Rows from a figure dataset
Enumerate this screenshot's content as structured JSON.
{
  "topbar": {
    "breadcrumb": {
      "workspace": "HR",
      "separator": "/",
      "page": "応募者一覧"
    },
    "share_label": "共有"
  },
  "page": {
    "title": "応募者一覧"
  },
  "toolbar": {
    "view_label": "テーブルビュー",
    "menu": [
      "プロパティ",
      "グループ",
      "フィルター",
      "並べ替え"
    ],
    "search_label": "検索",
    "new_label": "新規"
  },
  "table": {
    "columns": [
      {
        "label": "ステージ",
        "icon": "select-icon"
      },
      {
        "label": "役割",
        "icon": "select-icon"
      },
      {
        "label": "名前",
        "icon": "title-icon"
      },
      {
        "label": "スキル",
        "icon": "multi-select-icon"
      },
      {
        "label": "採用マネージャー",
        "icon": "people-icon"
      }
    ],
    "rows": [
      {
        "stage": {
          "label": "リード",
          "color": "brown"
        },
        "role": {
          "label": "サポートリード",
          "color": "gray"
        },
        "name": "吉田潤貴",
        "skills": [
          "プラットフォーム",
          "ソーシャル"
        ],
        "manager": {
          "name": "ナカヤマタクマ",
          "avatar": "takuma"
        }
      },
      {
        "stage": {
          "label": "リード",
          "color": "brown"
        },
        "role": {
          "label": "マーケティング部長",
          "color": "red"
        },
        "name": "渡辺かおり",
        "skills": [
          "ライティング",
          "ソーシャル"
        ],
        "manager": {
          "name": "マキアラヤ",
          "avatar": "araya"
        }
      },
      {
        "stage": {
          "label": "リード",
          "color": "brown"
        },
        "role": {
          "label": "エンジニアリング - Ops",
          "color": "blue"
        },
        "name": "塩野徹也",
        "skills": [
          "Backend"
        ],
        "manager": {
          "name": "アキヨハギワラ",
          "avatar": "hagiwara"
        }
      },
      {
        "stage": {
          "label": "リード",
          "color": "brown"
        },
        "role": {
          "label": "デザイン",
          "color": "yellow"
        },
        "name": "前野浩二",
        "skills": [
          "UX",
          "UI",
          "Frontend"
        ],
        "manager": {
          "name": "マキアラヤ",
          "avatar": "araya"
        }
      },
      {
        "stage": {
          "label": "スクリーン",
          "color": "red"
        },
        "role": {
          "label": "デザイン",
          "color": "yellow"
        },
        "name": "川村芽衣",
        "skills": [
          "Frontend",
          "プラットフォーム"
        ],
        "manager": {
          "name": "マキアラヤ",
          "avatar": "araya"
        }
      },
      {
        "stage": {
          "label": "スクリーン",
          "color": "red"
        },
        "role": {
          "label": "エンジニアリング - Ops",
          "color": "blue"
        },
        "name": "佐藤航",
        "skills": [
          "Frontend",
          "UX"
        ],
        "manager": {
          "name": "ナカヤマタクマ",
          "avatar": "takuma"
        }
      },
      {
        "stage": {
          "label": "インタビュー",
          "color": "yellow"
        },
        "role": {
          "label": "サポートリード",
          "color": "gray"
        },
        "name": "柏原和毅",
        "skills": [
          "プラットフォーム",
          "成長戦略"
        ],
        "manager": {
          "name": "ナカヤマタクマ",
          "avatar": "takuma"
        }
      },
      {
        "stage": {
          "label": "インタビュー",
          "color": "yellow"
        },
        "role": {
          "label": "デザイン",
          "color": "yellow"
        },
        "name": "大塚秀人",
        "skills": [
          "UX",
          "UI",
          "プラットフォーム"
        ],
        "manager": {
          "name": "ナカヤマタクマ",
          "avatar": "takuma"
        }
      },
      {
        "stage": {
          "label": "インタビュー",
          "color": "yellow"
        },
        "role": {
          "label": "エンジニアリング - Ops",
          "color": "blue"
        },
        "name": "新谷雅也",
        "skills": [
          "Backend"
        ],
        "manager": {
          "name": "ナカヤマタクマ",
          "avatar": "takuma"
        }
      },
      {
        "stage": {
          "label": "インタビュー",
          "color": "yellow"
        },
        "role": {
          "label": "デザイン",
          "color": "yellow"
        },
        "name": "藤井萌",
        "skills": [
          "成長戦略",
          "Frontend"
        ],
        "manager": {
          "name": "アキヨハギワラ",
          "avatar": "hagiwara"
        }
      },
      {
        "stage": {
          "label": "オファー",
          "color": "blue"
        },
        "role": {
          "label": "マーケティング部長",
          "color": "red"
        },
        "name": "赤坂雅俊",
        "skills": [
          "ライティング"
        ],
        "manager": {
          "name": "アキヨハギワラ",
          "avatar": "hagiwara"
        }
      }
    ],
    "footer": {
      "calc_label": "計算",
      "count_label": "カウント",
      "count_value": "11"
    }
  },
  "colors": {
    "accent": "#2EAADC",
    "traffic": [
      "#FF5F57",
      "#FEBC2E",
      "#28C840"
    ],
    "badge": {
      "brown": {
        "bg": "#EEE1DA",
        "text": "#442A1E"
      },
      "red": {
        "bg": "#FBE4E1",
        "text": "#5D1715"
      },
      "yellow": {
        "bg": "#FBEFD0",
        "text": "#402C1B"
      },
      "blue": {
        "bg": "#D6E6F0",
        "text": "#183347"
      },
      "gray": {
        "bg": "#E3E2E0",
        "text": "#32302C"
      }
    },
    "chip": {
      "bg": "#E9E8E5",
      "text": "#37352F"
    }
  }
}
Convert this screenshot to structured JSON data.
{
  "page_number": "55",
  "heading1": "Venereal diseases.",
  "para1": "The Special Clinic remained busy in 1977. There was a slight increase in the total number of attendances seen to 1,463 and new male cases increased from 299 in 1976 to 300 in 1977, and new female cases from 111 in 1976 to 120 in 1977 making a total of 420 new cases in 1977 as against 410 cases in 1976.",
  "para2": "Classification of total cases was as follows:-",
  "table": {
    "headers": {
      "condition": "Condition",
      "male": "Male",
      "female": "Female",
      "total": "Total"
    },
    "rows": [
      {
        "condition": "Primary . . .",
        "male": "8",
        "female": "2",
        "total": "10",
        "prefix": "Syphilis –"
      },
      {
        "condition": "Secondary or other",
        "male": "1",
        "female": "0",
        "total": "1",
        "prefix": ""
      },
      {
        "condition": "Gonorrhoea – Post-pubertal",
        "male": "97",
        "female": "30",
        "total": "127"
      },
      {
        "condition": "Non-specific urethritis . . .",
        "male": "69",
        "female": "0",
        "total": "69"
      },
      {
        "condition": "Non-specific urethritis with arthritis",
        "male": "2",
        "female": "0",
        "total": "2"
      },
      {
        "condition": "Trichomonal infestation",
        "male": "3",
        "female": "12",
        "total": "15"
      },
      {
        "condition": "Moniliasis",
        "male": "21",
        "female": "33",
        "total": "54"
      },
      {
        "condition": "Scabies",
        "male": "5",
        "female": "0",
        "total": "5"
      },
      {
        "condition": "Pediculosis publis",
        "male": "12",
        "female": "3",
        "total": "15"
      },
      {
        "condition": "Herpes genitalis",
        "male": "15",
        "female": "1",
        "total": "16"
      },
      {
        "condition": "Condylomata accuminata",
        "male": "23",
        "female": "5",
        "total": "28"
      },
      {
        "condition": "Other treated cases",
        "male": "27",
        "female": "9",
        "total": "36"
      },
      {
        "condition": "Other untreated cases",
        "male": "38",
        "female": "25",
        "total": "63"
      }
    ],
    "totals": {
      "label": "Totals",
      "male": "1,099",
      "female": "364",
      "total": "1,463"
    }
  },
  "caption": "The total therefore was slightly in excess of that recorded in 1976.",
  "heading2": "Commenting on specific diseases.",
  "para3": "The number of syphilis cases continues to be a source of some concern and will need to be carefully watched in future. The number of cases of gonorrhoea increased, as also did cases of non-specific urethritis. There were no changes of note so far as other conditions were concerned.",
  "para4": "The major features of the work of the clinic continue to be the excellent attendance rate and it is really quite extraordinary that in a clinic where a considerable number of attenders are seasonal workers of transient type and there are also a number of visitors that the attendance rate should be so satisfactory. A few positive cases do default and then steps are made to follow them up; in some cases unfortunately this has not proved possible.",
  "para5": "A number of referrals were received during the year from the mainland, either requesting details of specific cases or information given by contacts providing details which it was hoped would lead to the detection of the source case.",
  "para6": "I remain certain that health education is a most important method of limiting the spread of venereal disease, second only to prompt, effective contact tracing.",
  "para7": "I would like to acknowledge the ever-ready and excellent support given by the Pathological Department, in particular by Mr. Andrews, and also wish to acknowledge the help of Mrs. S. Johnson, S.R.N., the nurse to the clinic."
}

Written task: Find and copy each line above that includes the string "would".

Reply:
  "para5": "A number of referrals were received during the year from the mainland, either requesting details of specific cases or information given by contacts providing details which it was hoped would lead to the detection of the source case.",
  "para7": "I would like to acknowledge the ever-ready and excellent support given by the Pathological Department, in particular by Mr. Andrews, and also wish to acknowledge the help of Mrs. S. Johnson, S.R.N., the nurse to the clinic."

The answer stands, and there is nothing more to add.